▶ **Records supplied**
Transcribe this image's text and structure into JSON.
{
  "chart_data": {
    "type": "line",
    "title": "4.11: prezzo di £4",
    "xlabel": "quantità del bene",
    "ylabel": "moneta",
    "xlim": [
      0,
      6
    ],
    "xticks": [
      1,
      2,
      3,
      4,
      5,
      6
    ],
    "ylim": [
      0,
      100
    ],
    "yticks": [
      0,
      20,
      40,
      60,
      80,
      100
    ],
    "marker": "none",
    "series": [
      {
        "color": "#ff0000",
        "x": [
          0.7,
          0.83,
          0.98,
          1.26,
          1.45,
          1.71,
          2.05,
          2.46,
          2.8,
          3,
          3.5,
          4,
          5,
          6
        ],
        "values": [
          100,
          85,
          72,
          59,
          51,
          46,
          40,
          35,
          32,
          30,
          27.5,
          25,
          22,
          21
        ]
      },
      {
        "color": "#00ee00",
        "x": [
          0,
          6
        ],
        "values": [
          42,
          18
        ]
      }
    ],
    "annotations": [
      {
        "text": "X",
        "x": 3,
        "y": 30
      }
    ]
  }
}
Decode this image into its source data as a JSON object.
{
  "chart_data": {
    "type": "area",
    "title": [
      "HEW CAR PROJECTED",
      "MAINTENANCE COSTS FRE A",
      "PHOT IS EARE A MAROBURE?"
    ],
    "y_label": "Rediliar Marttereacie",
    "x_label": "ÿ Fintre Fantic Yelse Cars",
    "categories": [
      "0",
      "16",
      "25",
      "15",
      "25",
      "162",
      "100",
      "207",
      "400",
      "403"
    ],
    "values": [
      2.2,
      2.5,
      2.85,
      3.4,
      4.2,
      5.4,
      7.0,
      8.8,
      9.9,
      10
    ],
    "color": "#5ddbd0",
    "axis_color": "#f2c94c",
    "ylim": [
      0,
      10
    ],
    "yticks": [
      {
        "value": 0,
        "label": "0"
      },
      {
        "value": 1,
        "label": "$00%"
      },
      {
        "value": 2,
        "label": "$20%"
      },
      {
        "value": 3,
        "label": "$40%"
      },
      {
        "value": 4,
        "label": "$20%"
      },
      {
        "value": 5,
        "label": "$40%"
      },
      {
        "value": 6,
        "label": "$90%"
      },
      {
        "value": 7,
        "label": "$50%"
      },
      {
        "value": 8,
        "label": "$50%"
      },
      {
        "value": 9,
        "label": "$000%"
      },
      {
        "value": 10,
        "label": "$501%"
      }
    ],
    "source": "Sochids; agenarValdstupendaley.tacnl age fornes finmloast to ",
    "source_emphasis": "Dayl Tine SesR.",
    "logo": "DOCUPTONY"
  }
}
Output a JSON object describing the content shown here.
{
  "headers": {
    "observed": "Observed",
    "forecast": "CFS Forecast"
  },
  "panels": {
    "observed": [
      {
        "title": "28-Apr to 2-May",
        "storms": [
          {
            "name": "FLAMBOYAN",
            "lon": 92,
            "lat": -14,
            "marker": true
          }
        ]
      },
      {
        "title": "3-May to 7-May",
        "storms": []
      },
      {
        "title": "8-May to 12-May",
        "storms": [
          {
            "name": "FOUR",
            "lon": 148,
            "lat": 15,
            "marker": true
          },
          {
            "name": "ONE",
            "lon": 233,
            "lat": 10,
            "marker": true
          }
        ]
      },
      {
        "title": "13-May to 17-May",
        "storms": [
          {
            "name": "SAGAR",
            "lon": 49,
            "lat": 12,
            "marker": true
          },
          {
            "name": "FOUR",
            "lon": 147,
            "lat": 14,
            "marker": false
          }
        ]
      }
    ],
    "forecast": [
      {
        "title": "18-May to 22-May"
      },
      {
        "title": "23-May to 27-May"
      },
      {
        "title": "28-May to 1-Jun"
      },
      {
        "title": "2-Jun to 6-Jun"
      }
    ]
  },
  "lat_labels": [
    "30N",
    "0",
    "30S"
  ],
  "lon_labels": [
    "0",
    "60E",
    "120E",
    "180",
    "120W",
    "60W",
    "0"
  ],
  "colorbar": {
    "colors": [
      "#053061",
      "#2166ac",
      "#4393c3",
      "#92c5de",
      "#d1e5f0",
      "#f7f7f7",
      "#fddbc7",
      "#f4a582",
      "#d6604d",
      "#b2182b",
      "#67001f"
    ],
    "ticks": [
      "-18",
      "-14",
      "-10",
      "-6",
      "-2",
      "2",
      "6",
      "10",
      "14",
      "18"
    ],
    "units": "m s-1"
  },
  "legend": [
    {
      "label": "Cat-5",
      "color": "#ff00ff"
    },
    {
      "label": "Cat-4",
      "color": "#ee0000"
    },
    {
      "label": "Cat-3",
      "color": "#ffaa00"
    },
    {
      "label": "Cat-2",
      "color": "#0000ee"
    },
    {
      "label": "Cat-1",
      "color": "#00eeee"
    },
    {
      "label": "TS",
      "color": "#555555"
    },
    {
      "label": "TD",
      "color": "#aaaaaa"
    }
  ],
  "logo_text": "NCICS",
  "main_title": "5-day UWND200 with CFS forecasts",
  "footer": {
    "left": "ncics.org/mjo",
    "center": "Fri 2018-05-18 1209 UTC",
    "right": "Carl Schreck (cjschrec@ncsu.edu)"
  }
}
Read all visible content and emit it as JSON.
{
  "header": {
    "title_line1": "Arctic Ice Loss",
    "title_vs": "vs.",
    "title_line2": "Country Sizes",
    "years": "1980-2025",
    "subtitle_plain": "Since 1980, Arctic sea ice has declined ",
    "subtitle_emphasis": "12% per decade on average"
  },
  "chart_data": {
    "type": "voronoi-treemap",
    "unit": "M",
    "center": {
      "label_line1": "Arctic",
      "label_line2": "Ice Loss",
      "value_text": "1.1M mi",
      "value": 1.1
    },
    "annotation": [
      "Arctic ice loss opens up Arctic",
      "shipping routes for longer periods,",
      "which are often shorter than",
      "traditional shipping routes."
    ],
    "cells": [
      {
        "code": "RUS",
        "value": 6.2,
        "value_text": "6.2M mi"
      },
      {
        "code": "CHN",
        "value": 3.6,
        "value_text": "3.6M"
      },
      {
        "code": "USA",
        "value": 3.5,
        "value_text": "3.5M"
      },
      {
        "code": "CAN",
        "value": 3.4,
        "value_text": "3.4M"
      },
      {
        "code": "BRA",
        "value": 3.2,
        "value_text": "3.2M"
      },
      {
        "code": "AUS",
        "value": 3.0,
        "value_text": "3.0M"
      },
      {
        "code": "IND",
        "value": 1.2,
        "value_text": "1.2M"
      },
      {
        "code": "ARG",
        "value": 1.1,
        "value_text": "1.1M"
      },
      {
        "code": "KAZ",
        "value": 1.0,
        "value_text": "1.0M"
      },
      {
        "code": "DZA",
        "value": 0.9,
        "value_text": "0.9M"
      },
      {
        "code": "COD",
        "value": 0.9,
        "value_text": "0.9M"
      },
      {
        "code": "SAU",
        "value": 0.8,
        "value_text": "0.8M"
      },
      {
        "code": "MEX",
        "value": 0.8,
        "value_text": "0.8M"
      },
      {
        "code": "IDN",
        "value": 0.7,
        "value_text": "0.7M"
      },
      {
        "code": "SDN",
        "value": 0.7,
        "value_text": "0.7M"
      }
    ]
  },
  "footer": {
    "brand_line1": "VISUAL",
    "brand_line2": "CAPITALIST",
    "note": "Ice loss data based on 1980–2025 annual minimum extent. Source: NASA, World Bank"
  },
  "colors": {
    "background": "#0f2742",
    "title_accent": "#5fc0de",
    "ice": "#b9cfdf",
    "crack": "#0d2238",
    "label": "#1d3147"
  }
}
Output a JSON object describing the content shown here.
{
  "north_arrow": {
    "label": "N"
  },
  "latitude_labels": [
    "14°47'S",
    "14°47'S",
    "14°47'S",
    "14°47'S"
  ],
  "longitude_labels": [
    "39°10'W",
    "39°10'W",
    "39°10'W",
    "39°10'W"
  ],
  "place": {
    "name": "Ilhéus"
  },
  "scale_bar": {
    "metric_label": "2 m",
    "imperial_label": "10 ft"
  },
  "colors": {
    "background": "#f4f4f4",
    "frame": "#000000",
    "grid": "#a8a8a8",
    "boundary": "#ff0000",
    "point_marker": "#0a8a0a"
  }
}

▶ **Goal of the exercise**
Using the entries above, find all lines with "routes". Copy them.

▶ **Task solution**
      "shipping routes for longer periods,",
      "traditional shipping routes."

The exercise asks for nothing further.